Teks yang Diberikan:
--------
Mim dan Nun Bertasydid
NDEREKNGAJI - Mim dan Nun yang memiliki tasydid harus dibaca dengan hukum Ghunnah, yang berarti diucapkan dengan merendahkan suara selama dua harakat atau dua ketukan. Ghunnah, dalam konteks ini, merujuk pada pengucapan Mim dan Nun yang memiliki tasydid. Hukum Ghunnah memiliki makna secara linguistik sebagai "suara di pangkal hidung" atau "shautun fi al-Khaysyum".
Menurut al-Shadiq Qamhawi dalam al-Burhan fi Tajwid al-Quran, Ghunnah adalah suara dengung yang terbentuk dalam huruf Nun dan Mim dan tetap ada pada keduanya.
--------
Baris Data:

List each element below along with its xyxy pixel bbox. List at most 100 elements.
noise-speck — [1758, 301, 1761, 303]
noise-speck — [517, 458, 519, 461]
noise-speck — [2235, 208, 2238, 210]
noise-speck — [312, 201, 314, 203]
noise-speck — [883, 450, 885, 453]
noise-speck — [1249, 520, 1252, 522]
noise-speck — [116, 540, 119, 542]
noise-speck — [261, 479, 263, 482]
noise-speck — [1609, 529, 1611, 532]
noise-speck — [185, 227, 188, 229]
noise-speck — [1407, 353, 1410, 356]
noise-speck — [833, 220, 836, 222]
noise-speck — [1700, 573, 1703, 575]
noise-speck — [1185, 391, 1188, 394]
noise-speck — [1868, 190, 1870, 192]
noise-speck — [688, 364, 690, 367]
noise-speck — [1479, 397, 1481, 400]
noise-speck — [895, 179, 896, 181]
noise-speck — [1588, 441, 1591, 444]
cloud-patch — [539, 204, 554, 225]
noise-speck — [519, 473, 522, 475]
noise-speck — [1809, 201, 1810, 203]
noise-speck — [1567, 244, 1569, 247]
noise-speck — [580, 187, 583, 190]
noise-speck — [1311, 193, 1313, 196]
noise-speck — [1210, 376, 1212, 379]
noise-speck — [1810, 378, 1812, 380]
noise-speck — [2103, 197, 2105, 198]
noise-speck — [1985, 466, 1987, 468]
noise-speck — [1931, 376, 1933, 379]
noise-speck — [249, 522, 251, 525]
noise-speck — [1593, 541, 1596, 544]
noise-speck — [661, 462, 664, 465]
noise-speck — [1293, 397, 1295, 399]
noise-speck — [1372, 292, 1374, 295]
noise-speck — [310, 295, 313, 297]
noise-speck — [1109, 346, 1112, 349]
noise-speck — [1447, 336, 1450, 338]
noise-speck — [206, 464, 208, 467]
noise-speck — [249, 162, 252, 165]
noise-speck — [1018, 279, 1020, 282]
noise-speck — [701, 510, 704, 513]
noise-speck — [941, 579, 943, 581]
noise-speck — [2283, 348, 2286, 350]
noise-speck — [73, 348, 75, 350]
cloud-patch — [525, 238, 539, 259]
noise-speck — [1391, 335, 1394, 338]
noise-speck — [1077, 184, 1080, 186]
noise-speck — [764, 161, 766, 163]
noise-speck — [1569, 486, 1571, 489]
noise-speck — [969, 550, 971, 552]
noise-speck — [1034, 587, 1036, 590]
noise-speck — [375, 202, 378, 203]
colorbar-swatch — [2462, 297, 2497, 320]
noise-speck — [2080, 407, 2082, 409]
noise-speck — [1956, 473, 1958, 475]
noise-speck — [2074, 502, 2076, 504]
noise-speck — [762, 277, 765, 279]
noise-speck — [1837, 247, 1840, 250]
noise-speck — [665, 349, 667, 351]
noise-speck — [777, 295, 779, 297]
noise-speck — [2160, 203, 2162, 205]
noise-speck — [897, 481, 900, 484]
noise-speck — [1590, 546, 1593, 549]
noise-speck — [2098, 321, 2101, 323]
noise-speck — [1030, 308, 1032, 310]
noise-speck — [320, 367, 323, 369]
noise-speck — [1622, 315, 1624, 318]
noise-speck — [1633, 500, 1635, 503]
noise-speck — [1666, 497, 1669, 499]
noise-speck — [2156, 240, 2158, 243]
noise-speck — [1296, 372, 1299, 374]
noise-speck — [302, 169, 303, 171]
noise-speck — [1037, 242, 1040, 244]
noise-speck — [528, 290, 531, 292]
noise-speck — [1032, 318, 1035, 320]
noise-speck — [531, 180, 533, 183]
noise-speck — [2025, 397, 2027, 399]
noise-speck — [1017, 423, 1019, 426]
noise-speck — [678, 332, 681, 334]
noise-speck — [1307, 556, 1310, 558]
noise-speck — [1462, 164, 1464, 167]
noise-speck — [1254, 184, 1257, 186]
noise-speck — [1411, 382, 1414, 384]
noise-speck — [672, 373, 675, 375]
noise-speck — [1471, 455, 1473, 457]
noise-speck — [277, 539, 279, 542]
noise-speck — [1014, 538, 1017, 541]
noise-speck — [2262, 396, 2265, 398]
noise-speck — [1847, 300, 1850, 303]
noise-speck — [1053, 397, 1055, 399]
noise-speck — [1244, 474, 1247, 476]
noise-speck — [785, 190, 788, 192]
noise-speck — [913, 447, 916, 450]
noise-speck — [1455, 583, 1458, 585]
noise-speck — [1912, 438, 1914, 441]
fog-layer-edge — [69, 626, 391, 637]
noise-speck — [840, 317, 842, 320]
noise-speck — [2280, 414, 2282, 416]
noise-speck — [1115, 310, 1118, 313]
--------
Tujuan:
a – Kutip tanpa perubahan baris-baris data mulai dari baris pertama sampai baris yang memuat "noise-speck — [833, 220, 836, 222]", termasuk kedua ujungnya.
b – Lanjutkan teks tentang Mim dan Nun bertasydid setelah kalimat terakhirnya.
Teks tentang Mim dan Nun bertasydid tidak berkaitan dengan baris-baris data.

Hasil per Tugas:
a –
List each element below along with its xyxy pixel bbox. List at most 100 elements.
noise-speck — [1758, 301, 1761, 303]
noise-speck — [517, 458, 519, 461]
noise-speck — [2235, 208, 2238, 210]
noise-speck — [312, 201, 314, 203]
noise-speck — [883, 450, 885, 453]
noise-speck — [1249, 520, 1252, 522]
noise-speck — [116, 540, 119, 542]
noise-speck — [261, 479, 263, 482]
noise-speck — [1609, 529, 1611, 532]
noise-speck — [185, 227, 188, 229]
noise-speck — [1407, 353, 1410, 356]
noise-speck — [833, 220, 836, 222]

b –
Dalam kitab Tuhfat al-Athfal:
وغن نونا ثم ميما شددا # و سم كلا حرف غنة بدا
Dijelaskan bahwa Ghunnah melibatkan pengucapan Nun dan Mim yang bertasydid dengan memperlihatkan dan menamainya sebagai huruf Ghunnah.
Dalam konteks pembacaan Ghunnah, Qamhawi merinci tingkatan kesempurnaan. Cara paling sempurna adalah membacanya dengan mendengung di pangkal hidung, diikuti oleh Idgham, kemudian Ikhfa, lalu Idhar Sukun (dibaca jelas), dan terakhir, bacaan sebagai huruf berharakat saja jika belum mampu.
Hukum Ghunnah dalam al-Qur'an melibatkan Tasydid dan Idgham. Tingkatan ini dirancang untuk memudahkan pembaca baru al-Qur'an, sehingga dianjurkan untuk terus berusaha melewati tingkatan tersebut hingga dapat membaca dengan baik.
Berikut beberapa contoh bacaan Hukum Ghunnah dalam al-Qur'an pada ayat yang ditebalkan:
1. Surat Al-Baqarah ayat 157:
"Ulaa’ika ‘alaihim shalawaatum mirrabihim"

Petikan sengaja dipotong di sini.